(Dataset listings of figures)
>>

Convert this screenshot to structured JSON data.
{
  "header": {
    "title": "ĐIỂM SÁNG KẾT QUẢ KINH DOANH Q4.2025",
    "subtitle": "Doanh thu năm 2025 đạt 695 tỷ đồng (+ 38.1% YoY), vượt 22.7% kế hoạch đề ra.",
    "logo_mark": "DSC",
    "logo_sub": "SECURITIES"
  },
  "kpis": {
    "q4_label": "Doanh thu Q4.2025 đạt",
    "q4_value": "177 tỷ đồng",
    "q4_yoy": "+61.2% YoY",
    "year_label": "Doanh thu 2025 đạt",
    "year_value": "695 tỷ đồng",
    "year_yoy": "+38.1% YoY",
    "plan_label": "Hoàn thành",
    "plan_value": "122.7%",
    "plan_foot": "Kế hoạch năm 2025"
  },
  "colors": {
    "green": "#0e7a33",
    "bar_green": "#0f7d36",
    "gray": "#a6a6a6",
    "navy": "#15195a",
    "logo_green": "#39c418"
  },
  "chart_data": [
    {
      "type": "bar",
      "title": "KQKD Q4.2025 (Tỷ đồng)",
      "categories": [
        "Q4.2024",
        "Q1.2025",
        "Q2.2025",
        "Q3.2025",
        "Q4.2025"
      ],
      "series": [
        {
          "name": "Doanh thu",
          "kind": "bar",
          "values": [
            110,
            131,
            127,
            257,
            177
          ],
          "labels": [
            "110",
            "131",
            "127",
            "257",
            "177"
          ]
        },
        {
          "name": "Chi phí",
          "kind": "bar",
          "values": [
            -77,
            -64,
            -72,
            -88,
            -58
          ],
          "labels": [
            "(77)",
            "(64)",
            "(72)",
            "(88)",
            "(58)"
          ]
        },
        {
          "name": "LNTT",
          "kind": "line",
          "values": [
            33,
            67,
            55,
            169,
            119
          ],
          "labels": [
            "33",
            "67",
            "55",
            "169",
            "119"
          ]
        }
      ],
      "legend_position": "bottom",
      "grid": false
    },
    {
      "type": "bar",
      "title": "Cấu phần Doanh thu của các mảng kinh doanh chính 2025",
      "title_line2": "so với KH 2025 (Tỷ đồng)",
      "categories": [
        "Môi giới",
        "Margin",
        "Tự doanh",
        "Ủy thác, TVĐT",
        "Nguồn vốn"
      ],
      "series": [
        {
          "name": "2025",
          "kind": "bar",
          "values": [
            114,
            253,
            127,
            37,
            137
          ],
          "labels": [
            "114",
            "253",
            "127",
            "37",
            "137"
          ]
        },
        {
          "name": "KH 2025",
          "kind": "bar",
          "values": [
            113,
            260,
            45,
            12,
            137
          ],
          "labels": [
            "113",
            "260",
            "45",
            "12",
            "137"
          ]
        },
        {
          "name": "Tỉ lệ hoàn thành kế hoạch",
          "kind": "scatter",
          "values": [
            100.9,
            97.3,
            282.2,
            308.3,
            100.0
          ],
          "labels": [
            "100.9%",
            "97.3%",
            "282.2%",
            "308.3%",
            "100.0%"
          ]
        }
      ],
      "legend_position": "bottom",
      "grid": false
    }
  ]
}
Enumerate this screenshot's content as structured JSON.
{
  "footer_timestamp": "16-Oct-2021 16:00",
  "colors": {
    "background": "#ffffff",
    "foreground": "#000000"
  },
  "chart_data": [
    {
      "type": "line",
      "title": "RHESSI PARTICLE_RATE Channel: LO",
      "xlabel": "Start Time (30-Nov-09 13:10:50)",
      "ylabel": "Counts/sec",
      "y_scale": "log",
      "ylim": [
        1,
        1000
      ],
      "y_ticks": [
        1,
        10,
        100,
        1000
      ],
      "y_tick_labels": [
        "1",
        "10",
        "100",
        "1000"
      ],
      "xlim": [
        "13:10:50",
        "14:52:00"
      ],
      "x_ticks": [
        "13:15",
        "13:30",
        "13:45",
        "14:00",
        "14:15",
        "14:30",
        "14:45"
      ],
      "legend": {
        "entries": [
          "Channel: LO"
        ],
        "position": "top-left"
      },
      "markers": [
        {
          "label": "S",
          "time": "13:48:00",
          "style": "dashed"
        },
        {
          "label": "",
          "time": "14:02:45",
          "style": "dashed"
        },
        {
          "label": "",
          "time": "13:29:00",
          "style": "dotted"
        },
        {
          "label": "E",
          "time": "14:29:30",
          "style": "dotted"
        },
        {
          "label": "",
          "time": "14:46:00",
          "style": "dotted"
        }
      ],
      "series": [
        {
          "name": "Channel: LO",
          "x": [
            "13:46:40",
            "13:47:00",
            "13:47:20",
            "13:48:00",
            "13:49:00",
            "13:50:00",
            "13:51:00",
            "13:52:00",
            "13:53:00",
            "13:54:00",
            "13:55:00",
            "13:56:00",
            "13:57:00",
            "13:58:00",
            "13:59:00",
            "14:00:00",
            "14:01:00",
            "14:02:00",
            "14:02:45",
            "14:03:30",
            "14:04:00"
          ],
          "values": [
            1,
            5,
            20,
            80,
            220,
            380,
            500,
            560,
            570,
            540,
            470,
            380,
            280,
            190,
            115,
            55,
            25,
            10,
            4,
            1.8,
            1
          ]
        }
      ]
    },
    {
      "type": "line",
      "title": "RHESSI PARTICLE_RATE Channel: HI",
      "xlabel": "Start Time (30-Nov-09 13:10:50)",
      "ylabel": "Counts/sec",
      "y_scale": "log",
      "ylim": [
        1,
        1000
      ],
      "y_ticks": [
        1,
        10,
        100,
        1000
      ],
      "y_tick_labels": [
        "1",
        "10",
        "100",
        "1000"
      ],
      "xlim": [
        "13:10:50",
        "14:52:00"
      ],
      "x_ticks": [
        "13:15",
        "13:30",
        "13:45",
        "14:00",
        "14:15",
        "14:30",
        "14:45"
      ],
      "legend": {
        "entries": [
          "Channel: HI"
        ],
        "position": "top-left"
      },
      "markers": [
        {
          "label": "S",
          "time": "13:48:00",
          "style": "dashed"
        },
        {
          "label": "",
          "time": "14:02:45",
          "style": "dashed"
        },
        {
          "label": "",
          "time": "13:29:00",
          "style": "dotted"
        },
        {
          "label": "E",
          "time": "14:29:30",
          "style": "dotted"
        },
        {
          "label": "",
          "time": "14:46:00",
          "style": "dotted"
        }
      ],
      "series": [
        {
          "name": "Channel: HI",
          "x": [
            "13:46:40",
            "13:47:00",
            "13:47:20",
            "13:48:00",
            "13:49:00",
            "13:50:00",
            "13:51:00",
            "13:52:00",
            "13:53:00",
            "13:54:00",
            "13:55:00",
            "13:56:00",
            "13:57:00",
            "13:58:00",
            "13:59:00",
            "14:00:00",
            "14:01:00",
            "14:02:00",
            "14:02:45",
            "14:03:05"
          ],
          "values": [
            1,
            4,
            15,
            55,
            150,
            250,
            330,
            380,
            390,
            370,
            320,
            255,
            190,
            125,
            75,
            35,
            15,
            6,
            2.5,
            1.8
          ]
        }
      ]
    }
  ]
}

<<

The task:
Find each line in the records holding the string "name" and show it.

In response:
          "name": "Doanh thu",
          "name": "Chi phí",
          "name": "LNTT",
          "name": "2025",
          "name": "KH 2025",
          "name": "Tỉ lệ hoàn thành kế hoạch",
          "name": "Channel: LO",
          "name": "Channel: HI",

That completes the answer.